Establish how many lines in the material include the string "среднего" and report it as a lone number.

# Dataset entries
=====
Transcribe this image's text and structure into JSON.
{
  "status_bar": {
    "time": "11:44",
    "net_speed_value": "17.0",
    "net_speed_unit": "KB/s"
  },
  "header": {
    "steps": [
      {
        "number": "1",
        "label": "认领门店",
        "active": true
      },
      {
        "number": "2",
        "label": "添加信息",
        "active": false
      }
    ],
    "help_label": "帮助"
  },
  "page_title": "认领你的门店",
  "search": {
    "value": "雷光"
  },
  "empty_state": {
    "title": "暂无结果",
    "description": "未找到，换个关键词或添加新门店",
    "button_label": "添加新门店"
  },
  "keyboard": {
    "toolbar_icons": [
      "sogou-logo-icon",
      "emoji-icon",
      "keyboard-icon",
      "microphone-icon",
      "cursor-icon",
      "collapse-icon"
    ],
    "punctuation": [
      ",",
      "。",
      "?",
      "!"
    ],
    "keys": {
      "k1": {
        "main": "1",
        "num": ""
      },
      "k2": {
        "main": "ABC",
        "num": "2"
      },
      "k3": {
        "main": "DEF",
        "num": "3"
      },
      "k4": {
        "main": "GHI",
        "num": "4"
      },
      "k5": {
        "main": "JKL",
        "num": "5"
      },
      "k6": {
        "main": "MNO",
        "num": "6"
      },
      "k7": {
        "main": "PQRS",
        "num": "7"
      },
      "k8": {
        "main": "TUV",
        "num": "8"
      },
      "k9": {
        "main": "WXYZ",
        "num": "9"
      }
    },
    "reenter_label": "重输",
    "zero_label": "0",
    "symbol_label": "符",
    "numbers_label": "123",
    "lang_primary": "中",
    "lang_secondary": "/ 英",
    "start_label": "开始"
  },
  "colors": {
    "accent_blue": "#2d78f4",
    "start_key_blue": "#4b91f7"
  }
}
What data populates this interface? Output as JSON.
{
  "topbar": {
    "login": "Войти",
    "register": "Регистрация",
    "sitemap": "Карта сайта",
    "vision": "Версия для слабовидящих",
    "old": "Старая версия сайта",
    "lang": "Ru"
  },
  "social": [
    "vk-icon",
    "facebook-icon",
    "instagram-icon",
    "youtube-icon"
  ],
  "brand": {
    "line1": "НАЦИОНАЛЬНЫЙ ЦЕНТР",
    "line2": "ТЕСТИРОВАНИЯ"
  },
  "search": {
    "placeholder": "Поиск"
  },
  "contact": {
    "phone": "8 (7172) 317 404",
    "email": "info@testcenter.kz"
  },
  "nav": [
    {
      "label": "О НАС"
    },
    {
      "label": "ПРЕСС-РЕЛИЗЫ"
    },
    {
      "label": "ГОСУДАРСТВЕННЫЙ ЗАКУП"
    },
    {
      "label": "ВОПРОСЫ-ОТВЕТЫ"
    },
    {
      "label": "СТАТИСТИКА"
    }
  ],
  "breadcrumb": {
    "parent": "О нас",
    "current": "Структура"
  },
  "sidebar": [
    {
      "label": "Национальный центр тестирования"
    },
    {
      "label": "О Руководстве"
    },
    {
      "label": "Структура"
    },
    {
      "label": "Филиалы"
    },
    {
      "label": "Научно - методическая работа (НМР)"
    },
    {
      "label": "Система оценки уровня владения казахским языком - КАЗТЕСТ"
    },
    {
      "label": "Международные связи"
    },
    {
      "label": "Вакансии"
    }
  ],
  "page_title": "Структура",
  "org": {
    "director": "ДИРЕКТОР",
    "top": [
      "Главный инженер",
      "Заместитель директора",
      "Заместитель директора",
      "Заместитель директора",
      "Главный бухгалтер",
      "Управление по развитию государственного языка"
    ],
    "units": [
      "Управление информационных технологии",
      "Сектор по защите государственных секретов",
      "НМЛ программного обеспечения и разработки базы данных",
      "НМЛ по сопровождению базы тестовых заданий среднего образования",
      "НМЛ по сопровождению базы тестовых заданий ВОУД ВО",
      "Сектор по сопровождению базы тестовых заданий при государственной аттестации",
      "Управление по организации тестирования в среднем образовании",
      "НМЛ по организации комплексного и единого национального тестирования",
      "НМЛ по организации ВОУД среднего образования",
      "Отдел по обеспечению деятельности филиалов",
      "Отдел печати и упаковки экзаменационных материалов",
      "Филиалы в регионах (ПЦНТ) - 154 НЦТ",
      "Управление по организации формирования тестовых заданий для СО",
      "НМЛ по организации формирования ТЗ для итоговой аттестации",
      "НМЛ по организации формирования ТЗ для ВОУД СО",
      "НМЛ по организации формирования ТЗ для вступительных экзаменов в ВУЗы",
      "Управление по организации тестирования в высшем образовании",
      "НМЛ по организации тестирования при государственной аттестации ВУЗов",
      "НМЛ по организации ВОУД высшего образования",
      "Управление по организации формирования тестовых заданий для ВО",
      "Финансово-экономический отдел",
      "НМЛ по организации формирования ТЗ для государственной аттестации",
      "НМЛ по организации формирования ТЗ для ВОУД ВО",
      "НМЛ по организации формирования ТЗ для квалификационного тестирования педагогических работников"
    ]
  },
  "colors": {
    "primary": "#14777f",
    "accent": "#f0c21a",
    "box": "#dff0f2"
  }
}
=====
# Exercise solution
2